> **Material provided**
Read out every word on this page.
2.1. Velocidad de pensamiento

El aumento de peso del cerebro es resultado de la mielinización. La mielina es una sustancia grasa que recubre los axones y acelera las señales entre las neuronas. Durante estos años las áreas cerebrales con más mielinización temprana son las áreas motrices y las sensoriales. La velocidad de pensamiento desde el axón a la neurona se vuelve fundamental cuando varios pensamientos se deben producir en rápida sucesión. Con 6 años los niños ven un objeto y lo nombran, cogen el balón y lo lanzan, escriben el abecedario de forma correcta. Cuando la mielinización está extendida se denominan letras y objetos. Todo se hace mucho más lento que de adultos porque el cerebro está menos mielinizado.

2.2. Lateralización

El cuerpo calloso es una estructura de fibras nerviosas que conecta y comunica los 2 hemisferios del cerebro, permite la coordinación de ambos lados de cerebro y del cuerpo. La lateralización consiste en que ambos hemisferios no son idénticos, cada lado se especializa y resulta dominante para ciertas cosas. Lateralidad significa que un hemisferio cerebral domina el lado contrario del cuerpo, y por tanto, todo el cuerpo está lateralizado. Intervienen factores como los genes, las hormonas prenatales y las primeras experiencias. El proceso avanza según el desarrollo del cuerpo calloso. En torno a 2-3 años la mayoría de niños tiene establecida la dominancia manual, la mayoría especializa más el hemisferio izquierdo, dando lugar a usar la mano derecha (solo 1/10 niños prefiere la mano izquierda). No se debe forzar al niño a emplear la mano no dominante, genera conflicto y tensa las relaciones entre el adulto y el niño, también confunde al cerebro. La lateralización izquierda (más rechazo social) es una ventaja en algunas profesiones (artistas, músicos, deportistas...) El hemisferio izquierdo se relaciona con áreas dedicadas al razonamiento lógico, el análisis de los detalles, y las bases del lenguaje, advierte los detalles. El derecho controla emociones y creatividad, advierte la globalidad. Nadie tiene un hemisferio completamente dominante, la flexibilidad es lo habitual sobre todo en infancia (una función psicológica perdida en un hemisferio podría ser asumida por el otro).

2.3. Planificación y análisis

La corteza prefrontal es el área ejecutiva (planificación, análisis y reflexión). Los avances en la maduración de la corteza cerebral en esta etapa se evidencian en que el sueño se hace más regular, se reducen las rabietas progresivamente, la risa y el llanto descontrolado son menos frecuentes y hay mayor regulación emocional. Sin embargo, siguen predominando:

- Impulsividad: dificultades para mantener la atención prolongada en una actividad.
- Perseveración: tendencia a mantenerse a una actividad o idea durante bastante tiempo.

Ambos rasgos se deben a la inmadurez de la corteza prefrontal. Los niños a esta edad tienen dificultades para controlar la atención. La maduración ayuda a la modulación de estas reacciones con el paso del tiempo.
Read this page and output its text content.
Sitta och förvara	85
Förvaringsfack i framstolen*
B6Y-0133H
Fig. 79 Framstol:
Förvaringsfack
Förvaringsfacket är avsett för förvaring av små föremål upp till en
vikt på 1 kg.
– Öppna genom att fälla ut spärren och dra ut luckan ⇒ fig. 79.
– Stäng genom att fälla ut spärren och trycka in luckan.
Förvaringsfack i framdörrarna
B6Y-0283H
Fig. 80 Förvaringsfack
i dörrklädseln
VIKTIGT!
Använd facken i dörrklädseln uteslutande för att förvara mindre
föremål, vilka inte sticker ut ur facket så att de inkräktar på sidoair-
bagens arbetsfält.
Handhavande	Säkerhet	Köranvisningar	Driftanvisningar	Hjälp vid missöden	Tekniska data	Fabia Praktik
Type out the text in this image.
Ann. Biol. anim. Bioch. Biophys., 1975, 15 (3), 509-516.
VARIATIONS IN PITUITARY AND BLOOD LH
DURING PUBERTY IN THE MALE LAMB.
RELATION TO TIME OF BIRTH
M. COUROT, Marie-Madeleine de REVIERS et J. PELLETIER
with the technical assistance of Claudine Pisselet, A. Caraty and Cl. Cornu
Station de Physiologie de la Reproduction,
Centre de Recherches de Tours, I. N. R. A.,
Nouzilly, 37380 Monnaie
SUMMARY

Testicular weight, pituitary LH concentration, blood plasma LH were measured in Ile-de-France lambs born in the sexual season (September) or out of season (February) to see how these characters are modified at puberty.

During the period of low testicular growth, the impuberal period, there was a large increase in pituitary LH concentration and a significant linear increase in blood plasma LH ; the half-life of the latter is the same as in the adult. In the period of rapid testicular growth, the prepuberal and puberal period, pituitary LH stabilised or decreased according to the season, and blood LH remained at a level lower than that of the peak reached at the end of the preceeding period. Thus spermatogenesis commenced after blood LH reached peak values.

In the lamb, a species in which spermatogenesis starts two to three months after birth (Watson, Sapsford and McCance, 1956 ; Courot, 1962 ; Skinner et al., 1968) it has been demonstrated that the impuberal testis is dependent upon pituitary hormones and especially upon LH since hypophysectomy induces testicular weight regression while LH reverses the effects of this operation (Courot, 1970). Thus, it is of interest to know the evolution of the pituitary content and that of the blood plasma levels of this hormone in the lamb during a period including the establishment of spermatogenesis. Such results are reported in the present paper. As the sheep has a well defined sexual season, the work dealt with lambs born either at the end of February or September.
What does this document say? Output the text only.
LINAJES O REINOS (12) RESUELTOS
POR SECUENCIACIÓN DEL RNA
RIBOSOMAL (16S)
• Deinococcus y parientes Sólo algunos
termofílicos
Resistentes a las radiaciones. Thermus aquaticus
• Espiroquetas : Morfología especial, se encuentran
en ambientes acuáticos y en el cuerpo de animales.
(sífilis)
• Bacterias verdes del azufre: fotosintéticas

> **What the exercise asks**
All records are to be retyped precisely.

> **Solution to the problem**
Read out every word on this page.
2.1. Velocidad de pensamiento

El aumento de peso del cerebro es resultado de la mielinización. La mielina es una sustancia grasa que recubre los axones y acelera las señales entre las neuronas. Durante estos años las áreas cerebrales con más mielinización temprana son las áreas motrices y las sensoriales. La velocidad de pensamiento desde el axón a la neurona se vuelve fundamental cuando varios pensamientos se deben producir en rápida sucesión. Con 6 años los niños ven un objeto y lo nombran, cogen el balón y lo lanzan, escriben el abecedario de forma correcta. Cuando la mielinización está extendida se denominan letras y objetos. Todo se hace mucho más lento que de adultos porque el cerebro está menos mielinizado.

2.2. Lateralización

El cuerpo calloso es una estructura de fibras nerviosas que conecta y comunica los 2 hemisferios del cerebro, permite la coordinación de ambos lados de cerebro y del cuerpo. La lateralización consiste en que ambos hemisferios no son idénticos, cada lado se especializa y resulta dominante para ciertas cosas. Lateralidad significa que un hemisferio cerebral domina el lado contrario del cuerpo, y por tanto, todo el cuerpo está lateralizado. Intervienen factores como los genes, las hormonas prenatales y las primeras experiencias. El proceso avanza según el desarrollo del cuerpo calloso. En torno a 2-3 años la mayoría de niños tiene establecida la dominancia manual, la mayoría especializa más el hemisferio izquierdo, dando lugar a usar la mano derecha (solo 1/10 niños prefiere la mano izquierda). No se debe forzar al niño a emplear la mano no dominante, genera conflicto y tensa las relaciones entre el adulto y el niño, también confunde al cerebro. La lateralización izquierda (más rechazo social) es una ventaja en algunas profesiones (artistas, músicos, deportistas...) El hemisferio izquierdo se relaciona con áreas dedicadas al razonamiento lógico, el análisis de los detalles, y las bases del lenguaje, advierte los detalles. El derecho controla emociones y creatividad, advierte la globalidad. Nadie tiene un hemisferio completamente dominante, la flexibilidad es lo habitual sobre todo en infancia (una función psicológica perdida en un hemisferio podría ser asumida por el otro).

2.3. Planificación y análisis

La corteza prefrontal es el área ejecutiva (planificación, análisis y reflexión). Los avances en la maduración de la corteza cerebral en esta etapa se evidencian en que el sueño se hace más regular, se reducen las rabietas progresivamente, la risa y el llanto descontrolado son menos frecuentes y hay mayor regulación emocional. Sin embargo, siguen predominando:

- Impulsividad: dificultades para mantener la atención prolongada en una actividad.
- Perseveración: tendencia a mantenerse a una actividad o idea durante bastante tiempo.

Ambos rasgos se deben a la inmadurez de la corteza prefrontal. Los niños a esta edad tienen dificultades para controlar la atención. La maduración ayuda a la modulación de estas reacciones con el paso del tiempo.
Read this page and output its text content.
Sitta och förvara	85
Förvaringsfack i framstolen*
B6Y-0133H
Fig. 79 Framstol:
Förvaringsfack
Förvaringsfacket är avsett för förvaring av små föremål upp till en
vikt på 1 kg.
– Öppna genom att fälla ut spärren och dra ut luckan ⇒ fig. 79.
– Stäng genom att fälla ut spärren och trycka in luckan.
Förvaringsfack i framdörrarna
B6Y-0283H
Fig. 80 Förvaringsfack
i dörrklädseln
VIKTIGT!
Använd facken i dörrklädseln uteslutande för att förvara mindre
föremål, vilka inte sticker ut ur facket så att de inkräktar på sidoair-
bagens arbetsfält.
Handhavande	Säkerhet	Köranvisningar	Driftanvisningar	Hjälp vid missöden	Tekniska data	Fabia Praktik
Type out the text in this image.
Ann. Biol. anim. Bioch. Biophys., 1975, 15 (3), 509-516.
VARIATIONS IN PITUITARY AND BLOOD LH
DURING PUBERTY IN THE MALE LAMB.
RELATION TO TIME OF BIRTH
M. COUROT, Marie-Madeleine de REVIERS et J. PELLETIER
with the technical assistance of Claudine Pisselet, A. Caraty and Cl. Cornu
Station de Physiologie de la Reproduction,
Centre de Recherches de Tours, I. N. R. A.,
Nouzilly, 37380 Monnaie
SUMMARY

Testicular weight, pituitary LH concentration, blood plasma LH were measured in Ile-de-France lambs born in the sexual season (September) or out of season (February) to see how these characters are modified at puberty.

During the period of low testicular growth, the impuberal period, there was a large increase in pituitary LH concentration and a significant linear increase in blood plasma LH ; the half-life of the latter is the same as in the adult. In the period of rapid testicular growth, the prepuberal and puberal period, pituitary LH stabilised or decreased according to the season, and blood LH remained at a level lower than that of the peak reached at the end of the preceeding period. Thus spermatogenesis commenced after blood LH reached peak values.

In the lamb, a species in which spermatogenesis starts two to three months after birth (Watson, Sapsford and McCance, 1956 ; Courot, 1962 ; Skinner et al., 1968) it has been demonstrated that the impuberal testis is dependent upon pituitary hormones and especially upon LH since hypophysectomy induces testicular weight regression while LH reverses the effects of this operation (Courot, 1970). Thus, it is of interest to know the evolution of the pituitary content and that of the blood plasma levels of this hormone in the lamb during a period including the establishment of spermatogenesis. Such results are reported in the present paper. As the sheep has a well defined sexual season, the work dealt with lambs born either at the end of February or September.
What does this document say? Output the text only.
LINAJES O REINOS (12) RESUELTOS
POR SECUENCIACIÓN DEL RNA
RIBOSOMAL (16S)
• Deinococcus y parientes Sólo algunos
termofílicos
Resistentes a las radiaciones. Thermus aquaticus
• Espiroquetas : Morfología especial, se encuentran
en ambientes acuáticos y en el cuerpo de animales.
(sífilis)
• Bacterias verdes del azufre: fotosintéticas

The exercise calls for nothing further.